[Extracted data entries]
+---+

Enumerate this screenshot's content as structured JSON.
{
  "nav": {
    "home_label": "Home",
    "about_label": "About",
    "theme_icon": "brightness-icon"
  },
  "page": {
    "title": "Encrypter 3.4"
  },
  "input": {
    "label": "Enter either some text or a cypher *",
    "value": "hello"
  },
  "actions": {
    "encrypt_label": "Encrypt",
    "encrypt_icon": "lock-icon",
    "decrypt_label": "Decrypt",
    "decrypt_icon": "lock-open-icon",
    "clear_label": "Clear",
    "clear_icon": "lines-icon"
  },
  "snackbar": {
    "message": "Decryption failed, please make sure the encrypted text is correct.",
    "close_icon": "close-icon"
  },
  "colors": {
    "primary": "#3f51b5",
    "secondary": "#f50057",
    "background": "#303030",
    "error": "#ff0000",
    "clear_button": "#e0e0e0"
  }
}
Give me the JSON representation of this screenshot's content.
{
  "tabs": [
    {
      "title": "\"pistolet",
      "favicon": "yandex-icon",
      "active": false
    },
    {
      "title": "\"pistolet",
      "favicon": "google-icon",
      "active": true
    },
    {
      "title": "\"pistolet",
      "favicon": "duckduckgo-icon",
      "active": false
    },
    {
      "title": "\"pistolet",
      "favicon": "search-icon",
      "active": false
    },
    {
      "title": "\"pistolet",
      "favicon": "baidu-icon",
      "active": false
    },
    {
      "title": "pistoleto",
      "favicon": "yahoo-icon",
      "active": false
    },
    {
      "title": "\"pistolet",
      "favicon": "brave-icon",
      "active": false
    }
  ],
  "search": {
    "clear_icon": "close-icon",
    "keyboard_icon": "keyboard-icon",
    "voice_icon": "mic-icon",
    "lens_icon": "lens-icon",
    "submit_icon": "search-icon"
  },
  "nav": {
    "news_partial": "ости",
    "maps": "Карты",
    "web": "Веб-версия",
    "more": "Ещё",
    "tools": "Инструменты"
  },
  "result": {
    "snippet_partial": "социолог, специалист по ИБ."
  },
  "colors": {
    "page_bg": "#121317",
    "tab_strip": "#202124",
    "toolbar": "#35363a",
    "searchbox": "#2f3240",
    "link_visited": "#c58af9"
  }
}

+---+

■ **Task goal**: Make an exact copy of the records.

■ **Answer to the exercise**:
Enumerate this screenshot's content as structured JSON.
{
  "nav": {
    "home_label": "Home",
    "about_label": "About",
    "theme_icon": "brightness-icon"
  },
  "page": {
    "title": "Encrypter 3.4"
  },
  "input": {
    "label": "Enter either some text or a cypher *",
    "value": "hello"
  },
  "actions": {
    "encrypt_label": "Encrypt",
    "encrypt_icon": "lock-icon",
    "decrypt_label": "Decrypt",
    "decrypt_icon": "lock-open-icon",
    "clear_label": "Clear",
    "clear_icon": "lines-icon"
  },
  "snackbar": {
    "message": "Decryption failed, please make sure the encrypted text is correct.",
    "close_icon": "close-icon"
  },
  "colors": {
    "primary": "#3f51b5",
    "secondary": "#f50057",
    "background": "#303030",
    "error": "#ff0000",
    "clear_button": "#e0e0e0"
  }
}
Give me the JSON representation of this screenshot's content.
{
  "tabs": [
    {
      "title": "\"pistolet",
      "favicon": "yandex-icon",
      "active": false
    },
    {
      "title": "\"pistolet",
      "favicon": "google-icon",
      "active": true
    },
    {
      "title": "\"pistolet",
      "favicon": "duckduckgo-icon",
      "active": false
    },
    {
      "title": "\"pistolet",
      "favicon": "search-icon",
      "active": false
    },
    {
      "title": "\"pistolet",
      "favicon": "baidu-icon",
      "active": false
    },
    {
      "title": "pistoleto",
      "favicon": "yahoo-icon",
      "active": false
    },
    {
      "title": "\"pistolet",
      "favicon": "brave-icon",
      "active": false
    }
  ],
  "search": {
    "clear_icon": "close-icon",
    "keyboard_icon": "keyboard-icon",
    "voice_icon": "mic-icon",
    "lens_icon": "lens-icon",
    "submit_icon": "search-icon"
  },
  "nav": {
    "news_partial": "ости",
    "maps": "Карты",
    "web": "Веб-версия",
    "more": "Ещё",
    "tools": "Инструменты"
  },
  "result": {
    "snippet_partial": "социолог, специалист по ИБ."
  },
  "colors": {
    "page_bg": "#121317",
    "tab_strip": "#202124",
    "toolbar": "#35363a",
    "searchbox": "#2f3240",
    "link_visited": "#c58af9"
  }
}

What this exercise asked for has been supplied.